== GIVEN INFORMATION ==

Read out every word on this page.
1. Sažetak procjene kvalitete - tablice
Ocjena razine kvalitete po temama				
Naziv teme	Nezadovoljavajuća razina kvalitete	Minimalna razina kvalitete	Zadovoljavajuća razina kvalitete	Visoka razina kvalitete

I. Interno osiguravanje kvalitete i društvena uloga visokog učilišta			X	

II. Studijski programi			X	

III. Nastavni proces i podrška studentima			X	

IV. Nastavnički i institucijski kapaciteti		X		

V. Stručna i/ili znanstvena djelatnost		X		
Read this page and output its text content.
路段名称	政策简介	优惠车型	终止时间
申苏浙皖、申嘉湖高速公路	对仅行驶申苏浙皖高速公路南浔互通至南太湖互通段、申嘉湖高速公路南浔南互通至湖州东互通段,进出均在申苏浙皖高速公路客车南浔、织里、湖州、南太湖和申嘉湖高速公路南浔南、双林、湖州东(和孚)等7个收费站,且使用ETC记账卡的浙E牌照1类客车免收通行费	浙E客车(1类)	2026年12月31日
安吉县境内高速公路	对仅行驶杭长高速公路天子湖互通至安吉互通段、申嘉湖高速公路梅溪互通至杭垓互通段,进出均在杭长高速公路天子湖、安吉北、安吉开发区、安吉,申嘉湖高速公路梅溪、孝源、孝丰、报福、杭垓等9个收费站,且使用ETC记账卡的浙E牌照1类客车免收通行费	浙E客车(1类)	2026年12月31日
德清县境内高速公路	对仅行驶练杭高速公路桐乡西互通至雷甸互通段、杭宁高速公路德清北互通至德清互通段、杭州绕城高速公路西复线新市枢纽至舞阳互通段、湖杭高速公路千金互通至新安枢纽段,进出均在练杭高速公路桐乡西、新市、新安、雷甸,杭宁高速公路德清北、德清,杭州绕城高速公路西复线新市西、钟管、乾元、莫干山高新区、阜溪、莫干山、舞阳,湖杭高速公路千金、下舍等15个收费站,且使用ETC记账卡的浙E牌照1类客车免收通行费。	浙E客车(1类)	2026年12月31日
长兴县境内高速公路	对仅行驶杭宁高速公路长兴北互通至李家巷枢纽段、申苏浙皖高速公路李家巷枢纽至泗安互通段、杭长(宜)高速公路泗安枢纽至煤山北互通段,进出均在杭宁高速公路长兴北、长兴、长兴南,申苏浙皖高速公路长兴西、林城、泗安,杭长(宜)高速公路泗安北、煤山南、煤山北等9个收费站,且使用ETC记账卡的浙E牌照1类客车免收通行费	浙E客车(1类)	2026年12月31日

===

▸ EXERCISE OBJECTIVE: Each line above must be reproduced exactly as it stands.

▸ OUTPUT FOR THIS EXERCISE:
Read out every word on this page.
1. Sažetak procjene kvalitete - tablice
Ocjena razine kvalitete po temama				
Naziv teme	Nezadovoljavajuća razina kvalitete	Minimalna razina kvalitete	Zadovoljavajuća razina kvalitete	Visoka razina kvalitete

I. Interno osiguravanje kvalitete i društvena uloga visokog učilišta			X	

II. Studijski programi			X	

III. Nastavni proces i podrška studentima			X	

IV. Nastavnički i institucijski kapaciteti		X		

V. Stručna i/ili znanstvena djelatnost		X		
Read this page and output its text content.
路段名称	政策简介	优惠车型	终止时间
申苏浙皖、申嘉湖高速公路	对仅行驶申苏浙皖高速公路南浔互通至南太湖互通段、申嘉湖高速公路南浔南互通至湖州东互通段,进出均在申苏浙皖高速公路客车南浔、织里、湖州、南太湖和申嘉湖高速公路南浔南、双林、湖州东(和孚)等7个收费站,且使用ETC记账卡的浙E牌照1类客车免收通行费	浙E客车(1类)	2026年12月31日
安吉县境内高速公路	对仅行驶杭长高速公路天子湖互通至安吉互通段、申嘉湖高速公路梅溪互通至杭垓互通段,进出均在杭长高速公路天子湖、安吉北、安吉开发区、安吉,申嘉湖高速公路梅溪、孝源、孝丰、报福、杭垓等9个收费站,且使用ETC记账卡的浙E牌照1类客车免收通行费	浙E客车(1类)	2026年12月31日
德清县境内高速公路	对仅行驶练杭高速公路桐乡西互通至雷甸互通段、杭宁高速公路德清北互通至德清互通段、杭州绕城高速公路西复线新市枢纽至舞阳互通段、湖杭高速公路千金互通至新安枢纽段,进出均在练杭高速公路桐乡西、新市、新安、雷甸,杭宁高速公路德清北、德清,杭州绕城高速公路西复线新市西、钟管、乾元、莫干山高新区、阜溪、莫干山、舞阳,湖杭高速公路千金、下舍等15个收费站,且使用ETC记账卡的浙E牌照1类客车免收通行费。	浙E客车(1类)	2026年12月31日
长兴县境内高速公路	对仅行驶杭宁高速公路长兴北互通至李家巷枢纽段、申苏浙皖高速公路李家巷枢纽至泗安互通段、杭长(宜)高速公路泗安枢纽至煤山北互通段,进出均在杭宁高速公路长兴北、长兴、长兴南,申苏浙皖高速公路长兴西、林城、泗安,杭长(宜)高速公路泗安北、煤山南、煤山北等9个收费站,且使用ETC记账卡的浙E牌照1类客车免收通行费	浙E客车(1类)	2026年12月31日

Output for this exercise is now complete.